▼

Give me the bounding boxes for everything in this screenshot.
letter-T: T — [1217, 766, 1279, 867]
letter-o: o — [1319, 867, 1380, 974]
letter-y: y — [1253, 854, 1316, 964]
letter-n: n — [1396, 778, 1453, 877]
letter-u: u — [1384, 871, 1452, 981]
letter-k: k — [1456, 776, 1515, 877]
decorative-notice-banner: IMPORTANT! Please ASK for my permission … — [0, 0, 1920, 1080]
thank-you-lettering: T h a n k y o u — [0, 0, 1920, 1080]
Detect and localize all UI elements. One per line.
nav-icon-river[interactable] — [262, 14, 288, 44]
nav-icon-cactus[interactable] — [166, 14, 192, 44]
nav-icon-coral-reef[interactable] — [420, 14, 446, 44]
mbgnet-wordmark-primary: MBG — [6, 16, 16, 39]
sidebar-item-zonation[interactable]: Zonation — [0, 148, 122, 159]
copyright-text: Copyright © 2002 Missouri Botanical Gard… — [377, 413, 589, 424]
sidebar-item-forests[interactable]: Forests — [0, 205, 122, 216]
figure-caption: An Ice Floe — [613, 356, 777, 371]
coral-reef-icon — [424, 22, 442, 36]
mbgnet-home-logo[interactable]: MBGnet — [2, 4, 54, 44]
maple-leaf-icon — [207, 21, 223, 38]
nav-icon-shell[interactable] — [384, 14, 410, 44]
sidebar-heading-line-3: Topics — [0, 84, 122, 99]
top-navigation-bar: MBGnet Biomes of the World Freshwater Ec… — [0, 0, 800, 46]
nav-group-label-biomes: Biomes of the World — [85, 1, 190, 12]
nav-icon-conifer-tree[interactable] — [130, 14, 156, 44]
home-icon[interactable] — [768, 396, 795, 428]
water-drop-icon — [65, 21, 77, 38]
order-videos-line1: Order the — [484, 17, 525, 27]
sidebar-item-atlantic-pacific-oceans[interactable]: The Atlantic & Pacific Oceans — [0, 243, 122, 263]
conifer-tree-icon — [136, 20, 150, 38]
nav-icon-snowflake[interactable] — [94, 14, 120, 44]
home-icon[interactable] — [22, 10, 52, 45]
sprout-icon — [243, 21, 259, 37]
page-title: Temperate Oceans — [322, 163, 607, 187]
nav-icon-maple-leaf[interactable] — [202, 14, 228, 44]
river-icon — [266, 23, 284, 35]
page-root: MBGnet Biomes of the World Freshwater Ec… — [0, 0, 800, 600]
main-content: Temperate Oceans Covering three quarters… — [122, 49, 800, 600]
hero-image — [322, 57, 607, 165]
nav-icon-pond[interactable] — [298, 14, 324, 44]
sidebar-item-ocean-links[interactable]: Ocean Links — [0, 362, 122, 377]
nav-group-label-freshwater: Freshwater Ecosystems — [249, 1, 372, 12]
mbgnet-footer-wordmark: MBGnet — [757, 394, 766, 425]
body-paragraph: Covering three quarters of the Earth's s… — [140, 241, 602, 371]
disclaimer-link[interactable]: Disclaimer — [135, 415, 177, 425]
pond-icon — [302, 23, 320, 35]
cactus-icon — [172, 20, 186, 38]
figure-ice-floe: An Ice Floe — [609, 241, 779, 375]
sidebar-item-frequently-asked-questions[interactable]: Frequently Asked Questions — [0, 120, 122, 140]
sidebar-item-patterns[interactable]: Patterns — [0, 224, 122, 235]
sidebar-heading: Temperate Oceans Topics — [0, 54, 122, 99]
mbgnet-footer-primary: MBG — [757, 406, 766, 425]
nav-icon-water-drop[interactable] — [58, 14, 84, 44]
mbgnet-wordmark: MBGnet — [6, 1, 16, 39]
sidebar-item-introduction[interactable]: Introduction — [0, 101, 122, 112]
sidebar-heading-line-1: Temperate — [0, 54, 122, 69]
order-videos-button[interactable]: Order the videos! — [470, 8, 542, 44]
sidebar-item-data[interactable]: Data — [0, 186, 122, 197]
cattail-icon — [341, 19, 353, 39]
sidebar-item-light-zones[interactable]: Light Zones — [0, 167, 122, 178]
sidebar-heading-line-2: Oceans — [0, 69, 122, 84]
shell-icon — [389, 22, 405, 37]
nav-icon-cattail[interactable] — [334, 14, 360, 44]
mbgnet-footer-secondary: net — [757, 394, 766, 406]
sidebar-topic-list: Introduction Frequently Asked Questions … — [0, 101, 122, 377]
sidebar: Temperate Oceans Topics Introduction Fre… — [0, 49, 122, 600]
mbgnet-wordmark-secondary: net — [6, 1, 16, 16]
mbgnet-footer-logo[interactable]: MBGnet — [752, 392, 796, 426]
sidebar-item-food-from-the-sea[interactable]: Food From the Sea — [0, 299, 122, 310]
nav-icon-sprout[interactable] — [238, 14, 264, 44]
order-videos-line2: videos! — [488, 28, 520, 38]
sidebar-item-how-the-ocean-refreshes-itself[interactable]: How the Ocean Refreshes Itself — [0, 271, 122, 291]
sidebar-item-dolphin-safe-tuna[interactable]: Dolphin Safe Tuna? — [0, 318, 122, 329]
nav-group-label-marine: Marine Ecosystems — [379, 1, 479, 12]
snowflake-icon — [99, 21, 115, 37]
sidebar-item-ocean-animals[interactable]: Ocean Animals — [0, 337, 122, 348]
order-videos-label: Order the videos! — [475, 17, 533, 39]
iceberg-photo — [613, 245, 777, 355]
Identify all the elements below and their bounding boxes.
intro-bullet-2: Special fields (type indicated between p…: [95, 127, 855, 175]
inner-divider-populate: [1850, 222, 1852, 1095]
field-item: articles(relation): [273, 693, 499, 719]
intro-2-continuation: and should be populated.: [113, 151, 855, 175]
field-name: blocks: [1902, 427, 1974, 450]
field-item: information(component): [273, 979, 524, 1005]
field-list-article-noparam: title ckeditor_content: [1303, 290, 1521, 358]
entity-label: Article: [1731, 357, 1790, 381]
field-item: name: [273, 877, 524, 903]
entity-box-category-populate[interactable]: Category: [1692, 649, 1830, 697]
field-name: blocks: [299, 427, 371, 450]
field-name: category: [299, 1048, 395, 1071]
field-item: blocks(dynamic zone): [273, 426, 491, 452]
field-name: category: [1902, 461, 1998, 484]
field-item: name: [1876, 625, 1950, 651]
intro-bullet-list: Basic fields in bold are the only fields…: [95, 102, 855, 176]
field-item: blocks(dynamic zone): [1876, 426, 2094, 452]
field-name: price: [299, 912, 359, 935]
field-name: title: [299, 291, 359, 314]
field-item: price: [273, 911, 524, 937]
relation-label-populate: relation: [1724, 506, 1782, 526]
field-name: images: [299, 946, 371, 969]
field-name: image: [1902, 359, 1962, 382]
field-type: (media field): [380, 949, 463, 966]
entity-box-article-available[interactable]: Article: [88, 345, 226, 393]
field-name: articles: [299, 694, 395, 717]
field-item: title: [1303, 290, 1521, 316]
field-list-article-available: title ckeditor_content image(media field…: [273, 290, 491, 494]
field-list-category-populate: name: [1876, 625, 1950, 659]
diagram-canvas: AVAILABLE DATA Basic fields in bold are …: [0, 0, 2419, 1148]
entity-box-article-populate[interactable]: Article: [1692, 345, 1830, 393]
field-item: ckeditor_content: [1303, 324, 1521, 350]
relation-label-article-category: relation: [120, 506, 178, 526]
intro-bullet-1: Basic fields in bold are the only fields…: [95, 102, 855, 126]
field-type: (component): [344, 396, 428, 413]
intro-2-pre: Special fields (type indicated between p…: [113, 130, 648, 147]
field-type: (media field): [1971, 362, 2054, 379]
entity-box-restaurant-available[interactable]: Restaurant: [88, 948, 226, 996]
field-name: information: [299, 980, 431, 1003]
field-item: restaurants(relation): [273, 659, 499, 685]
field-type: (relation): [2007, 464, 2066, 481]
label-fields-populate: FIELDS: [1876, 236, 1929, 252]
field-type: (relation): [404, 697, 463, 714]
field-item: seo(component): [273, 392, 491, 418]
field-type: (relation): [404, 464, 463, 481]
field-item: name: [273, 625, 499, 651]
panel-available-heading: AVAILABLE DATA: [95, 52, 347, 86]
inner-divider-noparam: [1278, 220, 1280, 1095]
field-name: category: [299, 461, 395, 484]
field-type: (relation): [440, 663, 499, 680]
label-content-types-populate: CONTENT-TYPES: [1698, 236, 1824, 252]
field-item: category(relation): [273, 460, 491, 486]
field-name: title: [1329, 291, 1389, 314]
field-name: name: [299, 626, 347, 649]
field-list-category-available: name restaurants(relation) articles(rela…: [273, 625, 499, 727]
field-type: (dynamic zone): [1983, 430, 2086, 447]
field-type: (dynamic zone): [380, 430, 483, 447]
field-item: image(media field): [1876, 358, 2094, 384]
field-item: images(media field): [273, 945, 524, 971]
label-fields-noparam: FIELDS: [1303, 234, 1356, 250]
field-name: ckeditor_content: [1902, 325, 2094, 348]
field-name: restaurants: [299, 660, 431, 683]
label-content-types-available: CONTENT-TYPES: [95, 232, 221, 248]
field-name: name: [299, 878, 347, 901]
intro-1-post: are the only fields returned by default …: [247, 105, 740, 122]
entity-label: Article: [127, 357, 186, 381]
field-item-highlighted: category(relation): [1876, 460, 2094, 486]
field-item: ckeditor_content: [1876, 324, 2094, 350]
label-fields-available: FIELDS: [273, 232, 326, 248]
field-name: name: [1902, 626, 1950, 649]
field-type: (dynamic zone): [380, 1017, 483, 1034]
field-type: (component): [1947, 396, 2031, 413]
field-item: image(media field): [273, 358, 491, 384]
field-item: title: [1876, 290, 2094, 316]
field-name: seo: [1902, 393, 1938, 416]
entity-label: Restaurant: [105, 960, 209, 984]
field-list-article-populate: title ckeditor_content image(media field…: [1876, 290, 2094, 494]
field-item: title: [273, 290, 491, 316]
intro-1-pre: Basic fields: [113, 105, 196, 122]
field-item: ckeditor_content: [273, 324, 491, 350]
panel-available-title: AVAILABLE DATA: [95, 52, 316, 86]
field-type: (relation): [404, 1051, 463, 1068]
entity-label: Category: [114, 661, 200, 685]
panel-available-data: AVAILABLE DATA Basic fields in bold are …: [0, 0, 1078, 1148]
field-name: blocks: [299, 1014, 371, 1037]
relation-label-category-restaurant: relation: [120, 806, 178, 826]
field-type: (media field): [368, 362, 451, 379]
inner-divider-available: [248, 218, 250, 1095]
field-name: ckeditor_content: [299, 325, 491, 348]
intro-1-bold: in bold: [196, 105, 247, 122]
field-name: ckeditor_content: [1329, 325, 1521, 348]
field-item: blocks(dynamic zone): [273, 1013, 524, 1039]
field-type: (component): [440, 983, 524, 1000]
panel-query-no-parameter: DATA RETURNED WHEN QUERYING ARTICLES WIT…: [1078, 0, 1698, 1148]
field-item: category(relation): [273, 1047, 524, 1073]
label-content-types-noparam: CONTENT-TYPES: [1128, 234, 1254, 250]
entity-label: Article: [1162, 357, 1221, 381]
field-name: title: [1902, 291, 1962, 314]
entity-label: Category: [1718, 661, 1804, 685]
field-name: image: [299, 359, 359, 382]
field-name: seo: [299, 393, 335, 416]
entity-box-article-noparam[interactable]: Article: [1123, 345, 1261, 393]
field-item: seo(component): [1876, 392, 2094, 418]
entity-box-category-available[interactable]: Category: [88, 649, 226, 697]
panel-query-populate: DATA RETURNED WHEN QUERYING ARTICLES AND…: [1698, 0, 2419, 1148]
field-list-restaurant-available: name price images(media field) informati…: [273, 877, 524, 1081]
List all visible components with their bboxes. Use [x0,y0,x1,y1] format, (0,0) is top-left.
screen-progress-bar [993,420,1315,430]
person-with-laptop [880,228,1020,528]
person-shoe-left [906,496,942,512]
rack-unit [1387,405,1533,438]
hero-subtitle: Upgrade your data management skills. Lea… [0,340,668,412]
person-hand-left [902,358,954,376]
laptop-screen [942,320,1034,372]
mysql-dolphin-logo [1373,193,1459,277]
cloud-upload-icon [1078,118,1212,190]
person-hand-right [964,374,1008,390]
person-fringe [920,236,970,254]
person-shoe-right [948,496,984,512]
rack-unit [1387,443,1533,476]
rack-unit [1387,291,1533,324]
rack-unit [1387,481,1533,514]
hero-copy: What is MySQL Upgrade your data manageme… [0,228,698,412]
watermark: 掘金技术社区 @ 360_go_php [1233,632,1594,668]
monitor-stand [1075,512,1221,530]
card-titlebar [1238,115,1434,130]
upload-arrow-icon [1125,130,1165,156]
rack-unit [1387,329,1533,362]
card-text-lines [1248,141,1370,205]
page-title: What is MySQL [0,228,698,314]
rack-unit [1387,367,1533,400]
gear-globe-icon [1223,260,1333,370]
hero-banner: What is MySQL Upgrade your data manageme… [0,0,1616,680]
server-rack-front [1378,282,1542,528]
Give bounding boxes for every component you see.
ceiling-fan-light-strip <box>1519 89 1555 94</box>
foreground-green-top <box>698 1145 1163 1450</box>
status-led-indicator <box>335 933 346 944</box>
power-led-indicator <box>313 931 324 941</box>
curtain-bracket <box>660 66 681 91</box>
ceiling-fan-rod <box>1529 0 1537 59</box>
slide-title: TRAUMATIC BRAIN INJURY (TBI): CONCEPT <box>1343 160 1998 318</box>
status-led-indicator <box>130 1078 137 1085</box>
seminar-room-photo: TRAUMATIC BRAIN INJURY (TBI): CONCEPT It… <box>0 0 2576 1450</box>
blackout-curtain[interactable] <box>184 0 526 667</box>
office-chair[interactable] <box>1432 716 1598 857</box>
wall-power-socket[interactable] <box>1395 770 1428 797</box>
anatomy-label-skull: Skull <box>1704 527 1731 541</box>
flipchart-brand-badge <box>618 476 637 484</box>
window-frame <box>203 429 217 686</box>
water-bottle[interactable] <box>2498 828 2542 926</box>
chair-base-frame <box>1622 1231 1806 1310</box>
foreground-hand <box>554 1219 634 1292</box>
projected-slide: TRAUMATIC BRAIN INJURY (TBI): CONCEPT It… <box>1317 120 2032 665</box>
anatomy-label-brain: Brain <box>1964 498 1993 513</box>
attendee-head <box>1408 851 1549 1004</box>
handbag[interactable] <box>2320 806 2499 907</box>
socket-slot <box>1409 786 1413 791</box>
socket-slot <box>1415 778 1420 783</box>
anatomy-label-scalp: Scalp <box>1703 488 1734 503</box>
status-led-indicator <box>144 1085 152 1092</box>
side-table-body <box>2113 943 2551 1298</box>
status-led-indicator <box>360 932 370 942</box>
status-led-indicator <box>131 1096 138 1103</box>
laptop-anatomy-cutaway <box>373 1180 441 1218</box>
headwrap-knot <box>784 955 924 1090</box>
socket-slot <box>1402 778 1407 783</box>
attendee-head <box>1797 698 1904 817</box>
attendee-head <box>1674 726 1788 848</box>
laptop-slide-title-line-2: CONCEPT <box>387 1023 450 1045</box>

▲

**Détails du problème**
Recopiez à l'identique les lignes de la liste, depuis son début jusqu'à la ligne contenant "nav-icon-conifer-tree[interactable] — [130, 14, 156, 44]", cette dernière incluse.

**Tâche accomplie**
Give me the bounding boxes for everything in this screenshot.
letter-T: T — [1217, 766, 1279, 867]
letter-o: o — [1319, 867, 1380, 974]
letter-y: y — [1253, 854, 1316, 964]
letter-n: n — [1396, 778, 1453, 877]
letter-u: u — [1384, 871, 1452, 981]
letter-k: k — [1456, 776, 1515, 877]
decorative-notice-banner: IMPORTANT! Please ASK for my permission … — [0, 0, 1920, 1080]
thank-you-lettering: T h a n k y o u — [0, 0, 1920, 1080]
Detect and localize all UI elements. One per line.
nav-icon-river[interactable] — [262, 14, 288, 44]
nav-icon-cactus[interactable] — [166, 14, 192, 44]
nav-icon-coral-reef[interactable] — [420, 14, 446, 44]
mbgnet-wordmark-primary: MBG — [6, 16, 16, 39]
sidebar-item-zonation[interactable]: Zonation — [0, 148, 122, 159]
copyright-text: Copyright © 2002 Missouri Botanical Gard… — [377, 413, 589, 424]
sidebar-item-forests[interactable]: Forests — [0, 205, 122, 216]
figure-caption: An Ice Floe — [613, 356, 777, 371]
coral-reef-icon — [424, 22, 442, 36]
mbgnet-home-logo[interactable]: MBGnet — [2, 4, 54, 44]
maple-leaf-icon — [207, 21, 223, 38]
nav-icon-shell[interactable] — [384, 14, 410, 44]
sidebar-heading-line-3: Topics — [0, 84, 122, 99]
top-navigation-bar: MBGnet Biomes of the World Freshwater Ec… — [0, 0, 800, 46]
nav-group-label-biomes: Biomes of the World — [85, 1, 190, 12]
nav-icon-conifer-tree[interactable] — [130, 14, 156, 44]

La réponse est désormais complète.